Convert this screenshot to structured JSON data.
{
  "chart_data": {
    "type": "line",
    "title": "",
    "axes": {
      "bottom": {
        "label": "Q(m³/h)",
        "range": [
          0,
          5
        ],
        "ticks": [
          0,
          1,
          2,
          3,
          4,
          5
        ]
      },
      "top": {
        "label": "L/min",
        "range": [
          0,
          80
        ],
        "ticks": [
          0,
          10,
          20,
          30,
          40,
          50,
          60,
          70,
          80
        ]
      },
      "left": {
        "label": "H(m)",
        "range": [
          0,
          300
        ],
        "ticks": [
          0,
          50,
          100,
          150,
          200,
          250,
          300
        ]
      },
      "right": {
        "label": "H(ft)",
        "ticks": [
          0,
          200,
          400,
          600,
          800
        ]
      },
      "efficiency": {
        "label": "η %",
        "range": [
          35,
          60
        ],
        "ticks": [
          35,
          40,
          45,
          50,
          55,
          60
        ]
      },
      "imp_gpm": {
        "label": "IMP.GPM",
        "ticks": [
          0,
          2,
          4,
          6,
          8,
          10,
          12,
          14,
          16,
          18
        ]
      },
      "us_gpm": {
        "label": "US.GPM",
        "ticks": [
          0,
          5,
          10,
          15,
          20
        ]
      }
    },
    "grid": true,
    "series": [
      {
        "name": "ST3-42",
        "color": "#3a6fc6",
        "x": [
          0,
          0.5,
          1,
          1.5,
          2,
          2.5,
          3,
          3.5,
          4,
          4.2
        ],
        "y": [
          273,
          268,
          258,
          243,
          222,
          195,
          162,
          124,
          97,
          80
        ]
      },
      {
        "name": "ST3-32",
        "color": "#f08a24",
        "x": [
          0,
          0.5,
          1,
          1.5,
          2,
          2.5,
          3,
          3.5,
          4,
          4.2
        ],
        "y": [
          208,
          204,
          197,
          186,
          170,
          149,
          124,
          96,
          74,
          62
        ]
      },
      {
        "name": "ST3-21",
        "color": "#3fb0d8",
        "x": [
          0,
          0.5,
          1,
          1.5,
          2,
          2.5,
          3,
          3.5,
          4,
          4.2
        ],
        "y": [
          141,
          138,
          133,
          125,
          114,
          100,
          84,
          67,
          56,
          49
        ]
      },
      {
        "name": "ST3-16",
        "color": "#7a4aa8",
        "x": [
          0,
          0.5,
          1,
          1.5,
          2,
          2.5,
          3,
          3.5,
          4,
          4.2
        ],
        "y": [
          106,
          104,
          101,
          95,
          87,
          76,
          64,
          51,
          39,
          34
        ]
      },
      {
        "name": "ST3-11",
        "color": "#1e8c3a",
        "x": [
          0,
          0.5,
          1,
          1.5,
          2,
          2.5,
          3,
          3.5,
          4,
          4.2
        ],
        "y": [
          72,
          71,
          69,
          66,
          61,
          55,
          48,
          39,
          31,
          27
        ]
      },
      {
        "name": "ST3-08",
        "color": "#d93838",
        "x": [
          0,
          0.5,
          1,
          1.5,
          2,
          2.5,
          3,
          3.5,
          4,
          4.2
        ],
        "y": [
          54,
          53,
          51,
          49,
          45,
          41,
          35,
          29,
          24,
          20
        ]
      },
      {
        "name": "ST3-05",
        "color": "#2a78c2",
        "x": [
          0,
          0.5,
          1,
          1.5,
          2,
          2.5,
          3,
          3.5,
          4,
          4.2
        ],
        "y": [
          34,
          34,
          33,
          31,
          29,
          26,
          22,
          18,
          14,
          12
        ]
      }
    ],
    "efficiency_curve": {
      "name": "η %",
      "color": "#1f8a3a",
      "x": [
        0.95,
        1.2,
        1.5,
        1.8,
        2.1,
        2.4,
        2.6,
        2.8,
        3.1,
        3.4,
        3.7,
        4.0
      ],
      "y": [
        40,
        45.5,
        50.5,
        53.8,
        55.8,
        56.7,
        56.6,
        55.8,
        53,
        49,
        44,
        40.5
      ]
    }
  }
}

_ _ _ _ _ _ _

EXERCISE TASK: Considering only the records above, state the number of lines that include the word "name", with nothing added.

RESPONSE TO THE EXERCISE: 8